• _Task details_
Copy out exactly each line from the line with "Extract the structured" through the last line of the material below.
* BEGIN Material to process *
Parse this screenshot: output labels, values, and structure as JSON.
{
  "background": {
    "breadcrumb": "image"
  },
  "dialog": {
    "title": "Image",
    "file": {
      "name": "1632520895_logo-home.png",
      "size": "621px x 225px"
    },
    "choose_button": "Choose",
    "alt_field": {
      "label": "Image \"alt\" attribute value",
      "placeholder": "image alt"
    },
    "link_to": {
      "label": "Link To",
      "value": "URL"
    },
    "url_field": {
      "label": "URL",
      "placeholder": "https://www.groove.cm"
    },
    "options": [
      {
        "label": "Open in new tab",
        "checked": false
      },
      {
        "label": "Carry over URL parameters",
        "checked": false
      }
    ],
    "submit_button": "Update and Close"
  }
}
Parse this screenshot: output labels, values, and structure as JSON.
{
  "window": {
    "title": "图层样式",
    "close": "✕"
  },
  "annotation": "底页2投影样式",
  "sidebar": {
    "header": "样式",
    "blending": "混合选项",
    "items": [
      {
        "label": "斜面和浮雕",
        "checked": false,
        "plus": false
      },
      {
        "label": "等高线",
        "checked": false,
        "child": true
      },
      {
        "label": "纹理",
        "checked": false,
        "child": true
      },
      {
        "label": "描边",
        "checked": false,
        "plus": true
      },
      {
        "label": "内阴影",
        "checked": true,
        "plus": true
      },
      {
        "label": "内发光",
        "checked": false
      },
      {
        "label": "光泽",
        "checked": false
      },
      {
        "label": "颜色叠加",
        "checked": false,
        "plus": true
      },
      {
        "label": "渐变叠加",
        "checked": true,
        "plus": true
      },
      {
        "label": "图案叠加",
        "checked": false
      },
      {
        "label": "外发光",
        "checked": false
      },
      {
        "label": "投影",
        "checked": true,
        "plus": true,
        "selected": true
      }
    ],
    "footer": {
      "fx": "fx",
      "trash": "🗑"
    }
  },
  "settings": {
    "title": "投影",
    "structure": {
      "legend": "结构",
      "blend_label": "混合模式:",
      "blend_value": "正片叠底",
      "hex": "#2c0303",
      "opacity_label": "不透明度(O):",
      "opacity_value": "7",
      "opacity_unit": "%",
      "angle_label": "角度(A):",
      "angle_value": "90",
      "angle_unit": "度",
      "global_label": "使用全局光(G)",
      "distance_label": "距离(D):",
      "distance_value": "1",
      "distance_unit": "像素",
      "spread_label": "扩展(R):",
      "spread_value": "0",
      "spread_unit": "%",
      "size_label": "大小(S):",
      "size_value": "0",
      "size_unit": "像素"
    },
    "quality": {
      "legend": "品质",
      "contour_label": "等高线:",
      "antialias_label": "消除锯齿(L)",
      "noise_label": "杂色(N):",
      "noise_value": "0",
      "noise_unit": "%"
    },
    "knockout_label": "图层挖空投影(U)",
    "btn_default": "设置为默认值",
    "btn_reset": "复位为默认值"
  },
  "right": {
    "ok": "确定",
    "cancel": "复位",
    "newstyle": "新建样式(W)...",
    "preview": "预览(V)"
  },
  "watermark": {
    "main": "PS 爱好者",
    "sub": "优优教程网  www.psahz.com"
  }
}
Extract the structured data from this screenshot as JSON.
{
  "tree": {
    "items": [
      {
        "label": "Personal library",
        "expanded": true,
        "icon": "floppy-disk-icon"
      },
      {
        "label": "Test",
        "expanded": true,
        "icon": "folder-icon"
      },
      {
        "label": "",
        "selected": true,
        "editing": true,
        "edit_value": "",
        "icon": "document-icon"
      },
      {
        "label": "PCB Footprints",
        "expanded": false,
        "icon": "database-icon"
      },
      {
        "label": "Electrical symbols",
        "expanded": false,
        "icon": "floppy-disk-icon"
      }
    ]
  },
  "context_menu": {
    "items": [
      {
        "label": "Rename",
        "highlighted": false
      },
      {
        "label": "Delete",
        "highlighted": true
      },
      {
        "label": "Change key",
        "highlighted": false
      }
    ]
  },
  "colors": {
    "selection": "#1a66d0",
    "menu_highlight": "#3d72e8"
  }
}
* END Material to process *
• _Result below_
Extract the structured data from this screenshot as JSON.
{
  "tree": {
    "items": [
      {
        "label": "Personal library",
        "expanded": true,
        "icon": "floppy-disk-icon"
      },
      {
        "label": "Test",
        "expanded": true,
        "icon": "folder-icon"
      },
      {
        "label": "",
        "selected": true,
        "editing": true,
        "edit_value": "",
        "icon": "document-icon"
      },
      {
        "label": "PCB Footprints",
        "expanded": false,
        "icon": "database-icon"
      },
      {
        "label": "Electrical symbols",
        "expanded": false,
        "icon": "floppy-disk-icon"
      }
    ]
  },
  "context_menu": {
    "items": [
      {
        "label": "Rename",
        "highlighted": false
      },
      {
        "label": "Delete",
        "highlighted": true
      },
      {
        "label": "Change key",
        "highlighted": false
      }
    ]
  },
  "colors": {
    "selection": "#1a66d0",
    "menu_highlight": "#3d72e8"
  }
}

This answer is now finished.